## Start Available records

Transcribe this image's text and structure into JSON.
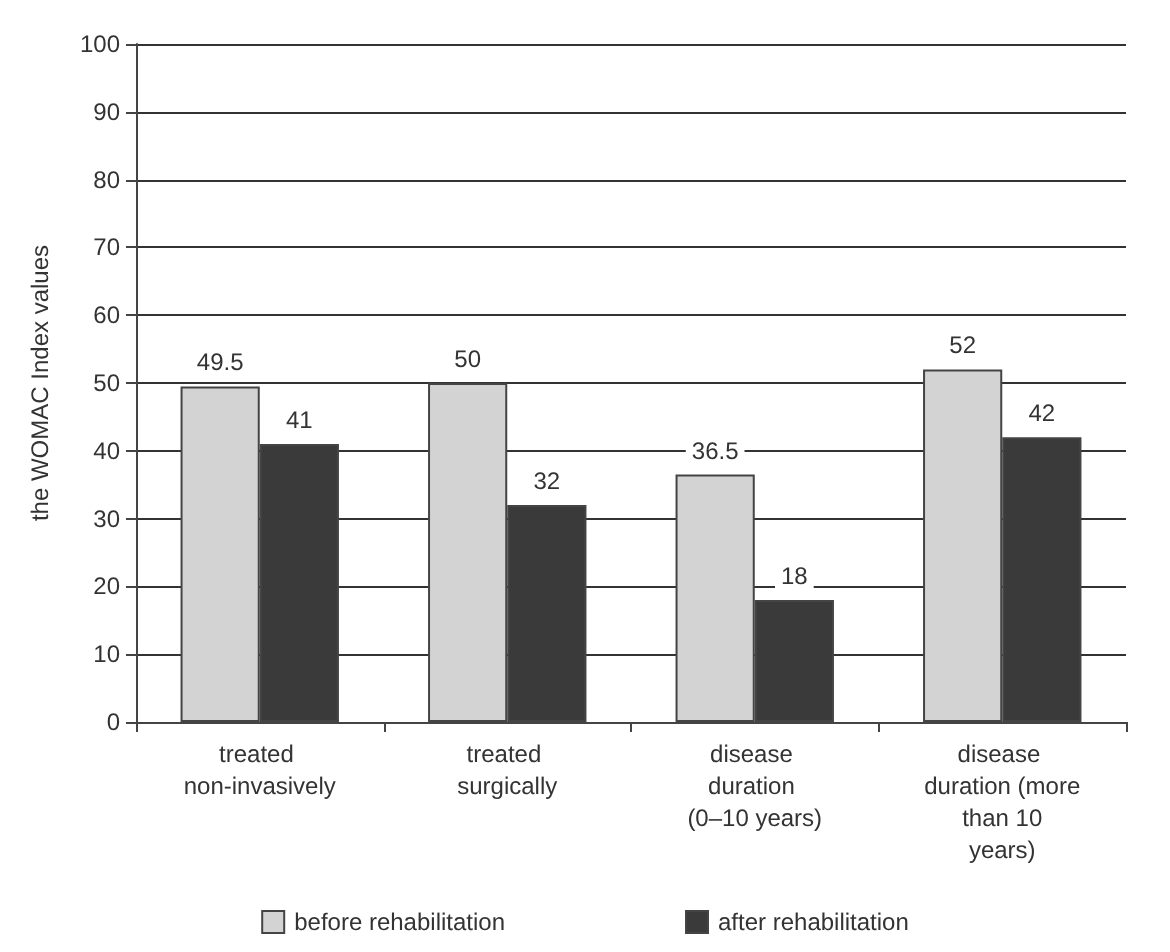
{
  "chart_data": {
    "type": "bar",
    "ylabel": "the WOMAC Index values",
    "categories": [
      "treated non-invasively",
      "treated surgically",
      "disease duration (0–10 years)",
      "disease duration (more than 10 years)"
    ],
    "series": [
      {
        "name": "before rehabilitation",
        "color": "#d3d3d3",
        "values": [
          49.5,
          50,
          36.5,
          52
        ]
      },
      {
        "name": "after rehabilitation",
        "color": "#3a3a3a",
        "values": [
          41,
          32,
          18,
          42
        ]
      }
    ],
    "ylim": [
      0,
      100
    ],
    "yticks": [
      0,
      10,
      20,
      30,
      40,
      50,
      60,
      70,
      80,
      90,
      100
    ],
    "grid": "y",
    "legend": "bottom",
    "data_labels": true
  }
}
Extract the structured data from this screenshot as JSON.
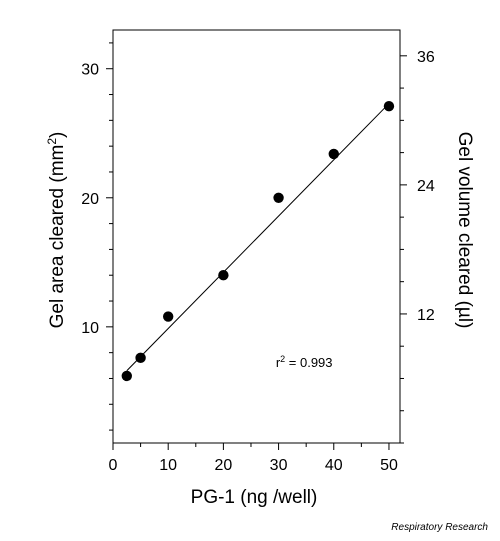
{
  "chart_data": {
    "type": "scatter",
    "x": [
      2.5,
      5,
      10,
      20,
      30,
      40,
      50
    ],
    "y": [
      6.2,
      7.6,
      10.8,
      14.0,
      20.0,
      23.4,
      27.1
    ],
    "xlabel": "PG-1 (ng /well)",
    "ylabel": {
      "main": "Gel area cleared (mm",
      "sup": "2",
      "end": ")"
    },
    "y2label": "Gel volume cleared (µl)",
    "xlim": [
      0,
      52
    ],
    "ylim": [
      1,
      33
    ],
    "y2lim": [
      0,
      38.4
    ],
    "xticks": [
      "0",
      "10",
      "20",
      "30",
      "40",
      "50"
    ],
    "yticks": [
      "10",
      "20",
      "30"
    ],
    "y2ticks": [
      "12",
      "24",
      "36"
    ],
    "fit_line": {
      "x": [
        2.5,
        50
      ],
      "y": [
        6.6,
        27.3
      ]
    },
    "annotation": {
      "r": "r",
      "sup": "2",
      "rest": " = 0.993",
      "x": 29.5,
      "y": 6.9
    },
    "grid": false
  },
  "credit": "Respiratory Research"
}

## End Available records

▸ The request
Search the entries for the word "treated", then list each line that holds it.

▸ Expected answer
      "treated non-invasively",
      "treated surgically",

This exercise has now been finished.